• Data section
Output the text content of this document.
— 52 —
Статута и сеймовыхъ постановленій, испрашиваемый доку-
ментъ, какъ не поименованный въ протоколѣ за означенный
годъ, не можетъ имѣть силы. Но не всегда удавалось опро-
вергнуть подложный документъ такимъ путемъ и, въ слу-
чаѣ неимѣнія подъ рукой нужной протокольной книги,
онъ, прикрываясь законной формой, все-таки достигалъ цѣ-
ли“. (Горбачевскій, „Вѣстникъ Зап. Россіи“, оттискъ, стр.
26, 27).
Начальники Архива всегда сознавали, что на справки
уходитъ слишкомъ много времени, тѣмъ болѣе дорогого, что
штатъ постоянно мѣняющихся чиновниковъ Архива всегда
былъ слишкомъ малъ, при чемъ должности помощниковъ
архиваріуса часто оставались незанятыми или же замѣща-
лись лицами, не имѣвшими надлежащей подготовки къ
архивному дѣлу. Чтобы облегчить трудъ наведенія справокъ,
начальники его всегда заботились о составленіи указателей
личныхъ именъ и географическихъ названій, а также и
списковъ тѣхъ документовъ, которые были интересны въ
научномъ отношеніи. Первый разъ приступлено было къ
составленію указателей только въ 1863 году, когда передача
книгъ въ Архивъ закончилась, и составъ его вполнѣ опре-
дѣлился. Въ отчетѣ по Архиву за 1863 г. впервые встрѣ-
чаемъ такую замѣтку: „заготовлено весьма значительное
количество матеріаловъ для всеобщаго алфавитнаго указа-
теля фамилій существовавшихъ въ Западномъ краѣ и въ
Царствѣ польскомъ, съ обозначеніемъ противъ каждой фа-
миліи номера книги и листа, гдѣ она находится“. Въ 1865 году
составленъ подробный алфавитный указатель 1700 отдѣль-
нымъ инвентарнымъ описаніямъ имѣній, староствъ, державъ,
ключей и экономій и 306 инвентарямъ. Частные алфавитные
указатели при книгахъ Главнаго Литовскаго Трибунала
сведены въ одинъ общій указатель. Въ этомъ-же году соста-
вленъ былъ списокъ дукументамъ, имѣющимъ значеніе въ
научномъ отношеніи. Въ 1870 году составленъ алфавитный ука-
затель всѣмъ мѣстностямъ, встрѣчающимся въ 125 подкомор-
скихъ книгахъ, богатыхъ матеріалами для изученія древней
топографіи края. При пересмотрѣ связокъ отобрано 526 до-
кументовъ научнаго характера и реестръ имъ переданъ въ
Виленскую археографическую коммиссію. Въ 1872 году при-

• Given exercise
Across the material above, how many lines include the string "книги"? Only the number is wanted.

• Response to this task
2